→ **WRITTEN TASK**
State the number of lines that include the string "image", and write nothing else.

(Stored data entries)
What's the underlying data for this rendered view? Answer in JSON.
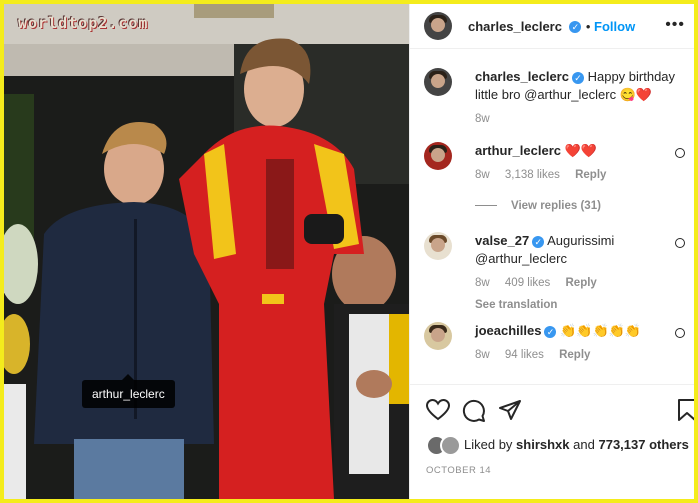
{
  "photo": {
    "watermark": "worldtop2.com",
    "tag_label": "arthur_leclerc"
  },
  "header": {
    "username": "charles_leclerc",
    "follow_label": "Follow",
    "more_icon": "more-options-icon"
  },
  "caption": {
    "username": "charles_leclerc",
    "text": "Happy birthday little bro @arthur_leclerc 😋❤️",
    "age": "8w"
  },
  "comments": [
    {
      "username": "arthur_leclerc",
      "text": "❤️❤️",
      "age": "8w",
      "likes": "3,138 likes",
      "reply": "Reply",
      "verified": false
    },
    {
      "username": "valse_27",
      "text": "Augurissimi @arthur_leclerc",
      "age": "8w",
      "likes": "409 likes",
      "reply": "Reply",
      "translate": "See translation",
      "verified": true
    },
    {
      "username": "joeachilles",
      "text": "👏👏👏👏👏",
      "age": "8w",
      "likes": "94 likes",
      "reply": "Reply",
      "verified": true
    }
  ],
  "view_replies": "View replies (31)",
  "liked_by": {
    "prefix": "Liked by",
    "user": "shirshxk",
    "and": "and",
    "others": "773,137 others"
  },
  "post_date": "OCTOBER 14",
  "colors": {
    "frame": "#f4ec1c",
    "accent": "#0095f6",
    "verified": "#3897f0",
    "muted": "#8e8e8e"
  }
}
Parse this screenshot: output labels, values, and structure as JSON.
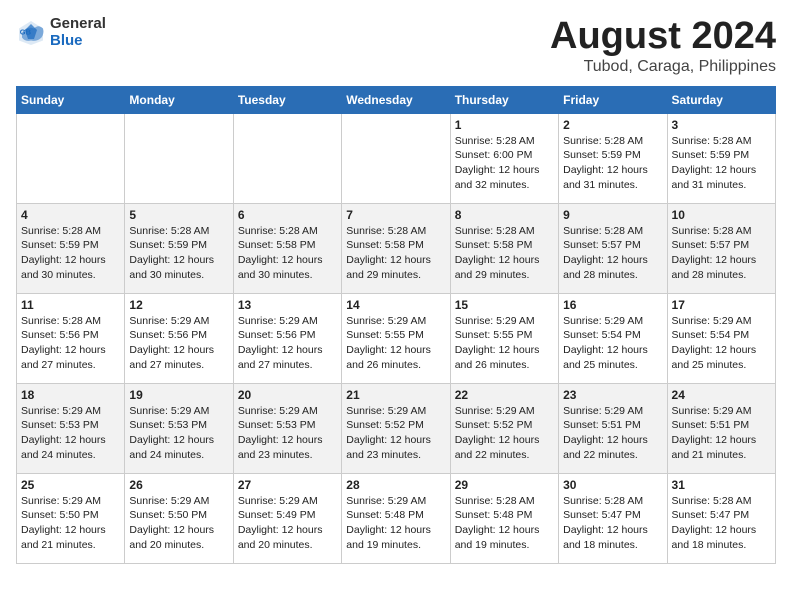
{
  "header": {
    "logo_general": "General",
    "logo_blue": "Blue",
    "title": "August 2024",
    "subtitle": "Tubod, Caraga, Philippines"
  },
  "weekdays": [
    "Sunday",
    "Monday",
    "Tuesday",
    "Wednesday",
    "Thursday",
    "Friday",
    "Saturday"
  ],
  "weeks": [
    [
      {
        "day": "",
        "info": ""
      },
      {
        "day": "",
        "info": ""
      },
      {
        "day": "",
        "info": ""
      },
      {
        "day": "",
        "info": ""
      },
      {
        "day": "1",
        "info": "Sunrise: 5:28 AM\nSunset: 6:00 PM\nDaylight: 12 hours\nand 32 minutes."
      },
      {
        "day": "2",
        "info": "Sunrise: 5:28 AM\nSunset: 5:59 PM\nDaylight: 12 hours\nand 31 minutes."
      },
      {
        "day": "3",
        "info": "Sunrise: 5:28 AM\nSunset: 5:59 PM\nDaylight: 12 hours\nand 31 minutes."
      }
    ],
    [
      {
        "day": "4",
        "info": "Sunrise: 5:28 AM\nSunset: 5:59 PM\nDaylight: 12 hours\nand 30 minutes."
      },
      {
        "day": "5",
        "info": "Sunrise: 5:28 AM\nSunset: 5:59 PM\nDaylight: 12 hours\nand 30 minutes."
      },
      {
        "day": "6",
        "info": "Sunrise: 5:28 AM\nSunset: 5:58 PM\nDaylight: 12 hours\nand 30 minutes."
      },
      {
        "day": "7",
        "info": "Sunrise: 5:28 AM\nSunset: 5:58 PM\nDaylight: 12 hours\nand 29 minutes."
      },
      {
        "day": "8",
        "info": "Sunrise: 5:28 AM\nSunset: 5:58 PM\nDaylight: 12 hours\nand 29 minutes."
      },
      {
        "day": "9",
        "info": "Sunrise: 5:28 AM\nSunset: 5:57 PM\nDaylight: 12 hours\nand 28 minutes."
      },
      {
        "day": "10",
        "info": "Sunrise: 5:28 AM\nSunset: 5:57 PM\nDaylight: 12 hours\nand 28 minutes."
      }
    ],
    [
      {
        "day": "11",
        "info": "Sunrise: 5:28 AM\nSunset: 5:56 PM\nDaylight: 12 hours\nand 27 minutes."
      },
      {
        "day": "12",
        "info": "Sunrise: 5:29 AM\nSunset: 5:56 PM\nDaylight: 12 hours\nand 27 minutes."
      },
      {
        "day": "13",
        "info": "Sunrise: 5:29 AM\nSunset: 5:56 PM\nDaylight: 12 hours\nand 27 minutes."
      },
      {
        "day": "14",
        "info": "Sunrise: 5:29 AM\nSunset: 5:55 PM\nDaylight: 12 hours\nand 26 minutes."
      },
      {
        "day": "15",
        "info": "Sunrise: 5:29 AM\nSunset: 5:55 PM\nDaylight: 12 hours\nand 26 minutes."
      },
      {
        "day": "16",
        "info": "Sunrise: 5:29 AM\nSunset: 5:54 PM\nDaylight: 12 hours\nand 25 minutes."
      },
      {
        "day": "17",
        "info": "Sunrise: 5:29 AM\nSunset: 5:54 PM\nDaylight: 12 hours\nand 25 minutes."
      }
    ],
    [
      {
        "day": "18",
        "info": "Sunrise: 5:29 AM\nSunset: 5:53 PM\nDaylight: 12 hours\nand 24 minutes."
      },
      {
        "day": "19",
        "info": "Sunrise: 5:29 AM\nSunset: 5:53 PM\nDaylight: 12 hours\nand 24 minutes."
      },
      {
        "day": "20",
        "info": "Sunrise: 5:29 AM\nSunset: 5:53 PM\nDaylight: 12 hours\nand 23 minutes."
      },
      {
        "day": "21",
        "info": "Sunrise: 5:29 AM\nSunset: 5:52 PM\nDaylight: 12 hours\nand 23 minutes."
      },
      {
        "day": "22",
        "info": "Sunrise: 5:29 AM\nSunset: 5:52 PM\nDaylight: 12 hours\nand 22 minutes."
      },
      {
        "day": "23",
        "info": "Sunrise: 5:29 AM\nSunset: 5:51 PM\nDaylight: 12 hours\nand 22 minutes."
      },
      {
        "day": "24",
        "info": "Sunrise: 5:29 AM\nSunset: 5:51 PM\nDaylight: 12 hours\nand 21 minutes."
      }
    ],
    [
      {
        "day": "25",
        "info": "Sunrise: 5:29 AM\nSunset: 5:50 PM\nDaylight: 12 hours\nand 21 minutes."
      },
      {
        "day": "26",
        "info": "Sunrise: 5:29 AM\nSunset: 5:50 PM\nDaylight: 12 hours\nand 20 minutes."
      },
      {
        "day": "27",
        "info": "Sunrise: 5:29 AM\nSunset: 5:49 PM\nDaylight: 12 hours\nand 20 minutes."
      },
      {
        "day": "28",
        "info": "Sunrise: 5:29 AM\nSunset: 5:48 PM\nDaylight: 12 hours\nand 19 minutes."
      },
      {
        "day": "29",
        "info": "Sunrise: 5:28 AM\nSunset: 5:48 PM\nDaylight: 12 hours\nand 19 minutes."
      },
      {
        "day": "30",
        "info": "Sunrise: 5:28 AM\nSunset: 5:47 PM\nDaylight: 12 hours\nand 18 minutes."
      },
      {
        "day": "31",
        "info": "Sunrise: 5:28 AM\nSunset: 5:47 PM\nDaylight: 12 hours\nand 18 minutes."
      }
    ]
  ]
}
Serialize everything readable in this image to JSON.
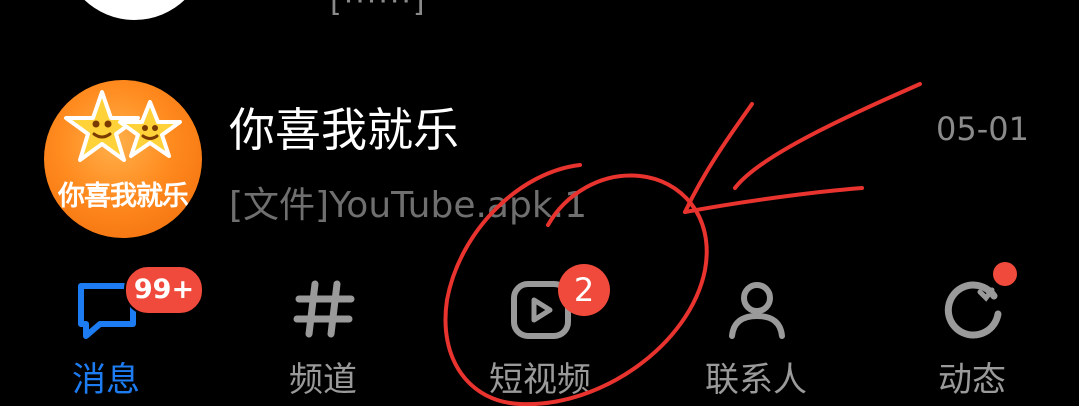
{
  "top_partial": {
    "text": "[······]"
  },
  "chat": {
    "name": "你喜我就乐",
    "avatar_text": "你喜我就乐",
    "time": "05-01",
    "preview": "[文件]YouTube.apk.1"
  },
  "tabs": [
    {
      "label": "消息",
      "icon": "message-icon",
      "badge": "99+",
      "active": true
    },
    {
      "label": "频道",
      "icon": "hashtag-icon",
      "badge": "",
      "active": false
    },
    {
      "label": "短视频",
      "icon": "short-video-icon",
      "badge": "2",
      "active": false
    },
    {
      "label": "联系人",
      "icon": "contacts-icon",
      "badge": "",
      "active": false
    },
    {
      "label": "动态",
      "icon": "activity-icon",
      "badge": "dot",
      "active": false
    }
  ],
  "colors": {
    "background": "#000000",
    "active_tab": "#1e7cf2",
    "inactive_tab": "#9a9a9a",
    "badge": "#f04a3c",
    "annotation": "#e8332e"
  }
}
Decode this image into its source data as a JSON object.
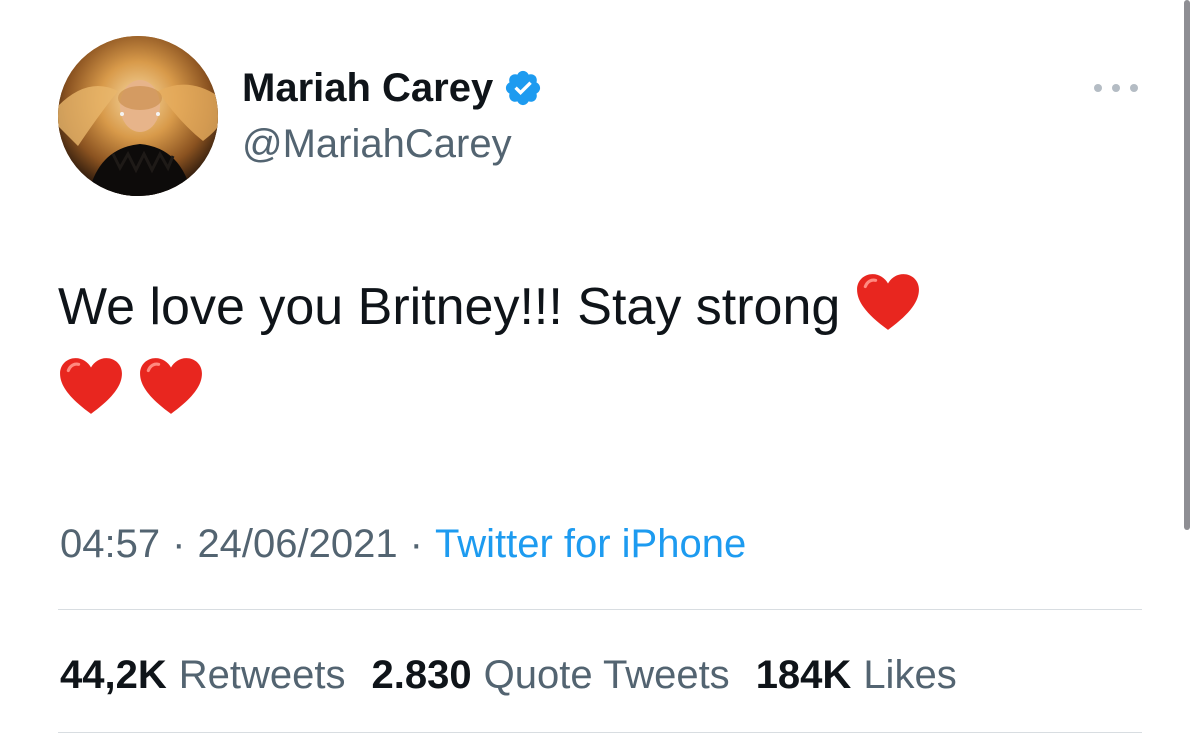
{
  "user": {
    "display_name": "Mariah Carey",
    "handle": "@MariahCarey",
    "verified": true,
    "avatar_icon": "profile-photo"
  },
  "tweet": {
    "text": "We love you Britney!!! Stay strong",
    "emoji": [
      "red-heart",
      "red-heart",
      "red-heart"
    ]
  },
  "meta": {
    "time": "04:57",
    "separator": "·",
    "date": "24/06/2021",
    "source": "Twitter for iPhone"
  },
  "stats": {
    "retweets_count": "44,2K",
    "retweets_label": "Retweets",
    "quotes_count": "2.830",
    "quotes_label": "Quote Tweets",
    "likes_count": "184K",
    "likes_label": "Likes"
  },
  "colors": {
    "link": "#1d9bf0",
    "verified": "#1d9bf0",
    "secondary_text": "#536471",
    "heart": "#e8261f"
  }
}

→ **FINISHED EXERCISE**
2